### The task
Look through the records below and give the number of lines holding the string "color", nothing more.

-- Given records start --

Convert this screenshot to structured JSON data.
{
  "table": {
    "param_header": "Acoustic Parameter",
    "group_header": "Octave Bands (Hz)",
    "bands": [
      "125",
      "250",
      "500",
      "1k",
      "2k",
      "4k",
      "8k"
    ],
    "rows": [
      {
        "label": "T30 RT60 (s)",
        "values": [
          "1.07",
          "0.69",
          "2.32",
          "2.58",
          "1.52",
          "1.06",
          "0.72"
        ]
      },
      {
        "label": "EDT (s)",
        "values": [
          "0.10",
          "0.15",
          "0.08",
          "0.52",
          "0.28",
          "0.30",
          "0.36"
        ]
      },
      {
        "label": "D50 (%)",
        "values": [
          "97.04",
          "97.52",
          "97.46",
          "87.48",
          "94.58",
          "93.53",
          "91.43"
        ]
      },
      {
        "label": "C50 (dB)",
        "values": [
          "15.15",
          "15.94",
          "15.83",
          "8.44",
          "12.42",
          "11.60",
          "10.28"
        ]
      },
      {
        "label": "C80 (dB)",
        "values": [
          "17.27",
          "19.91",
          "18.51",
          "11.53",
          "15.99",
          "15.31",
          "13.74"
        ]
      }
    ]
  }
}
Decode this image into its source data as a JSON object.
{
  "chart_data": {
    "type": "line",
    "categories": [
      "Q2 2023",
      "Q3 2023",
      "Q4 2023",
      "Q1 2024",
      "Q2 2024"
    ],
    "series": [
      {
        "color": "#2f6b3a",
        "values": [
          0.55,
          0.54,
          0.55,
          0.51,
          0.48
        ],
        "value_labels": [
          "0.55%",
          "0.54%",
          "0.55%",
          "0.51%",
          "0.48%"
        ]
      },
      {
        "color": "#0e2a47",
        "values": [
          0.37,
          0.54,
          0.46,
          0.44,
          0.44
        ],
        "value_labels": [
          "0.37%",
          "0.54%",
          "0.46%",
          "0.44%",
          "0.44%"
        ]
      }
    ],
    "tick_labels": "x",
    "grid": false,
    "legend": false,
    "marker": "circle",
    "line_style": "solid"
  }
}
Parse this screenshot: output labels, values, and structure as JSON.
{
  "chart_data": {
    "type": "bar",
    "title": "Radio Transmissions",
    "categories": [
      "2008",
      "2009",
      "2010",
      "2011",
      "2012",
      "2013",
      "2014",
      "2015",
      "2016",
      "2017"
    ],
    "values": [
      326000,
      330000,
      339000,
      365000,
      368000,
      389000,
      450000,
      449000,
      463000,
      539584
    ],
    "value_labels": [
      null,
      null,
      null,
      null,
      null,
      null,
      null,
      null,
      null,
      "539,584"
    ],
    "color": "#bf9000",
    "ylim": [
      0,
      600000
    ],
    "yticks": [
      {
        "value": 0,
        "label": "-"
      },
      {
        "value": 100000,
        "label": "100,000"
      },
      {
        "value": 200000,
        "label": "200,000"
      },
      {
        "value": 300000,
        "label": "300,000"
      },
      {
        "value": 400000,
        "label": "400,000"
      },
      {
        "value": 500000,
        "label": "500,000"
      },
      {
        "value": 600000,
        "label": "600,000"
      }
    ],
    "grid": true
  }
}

-- Given records end --

### Reply
3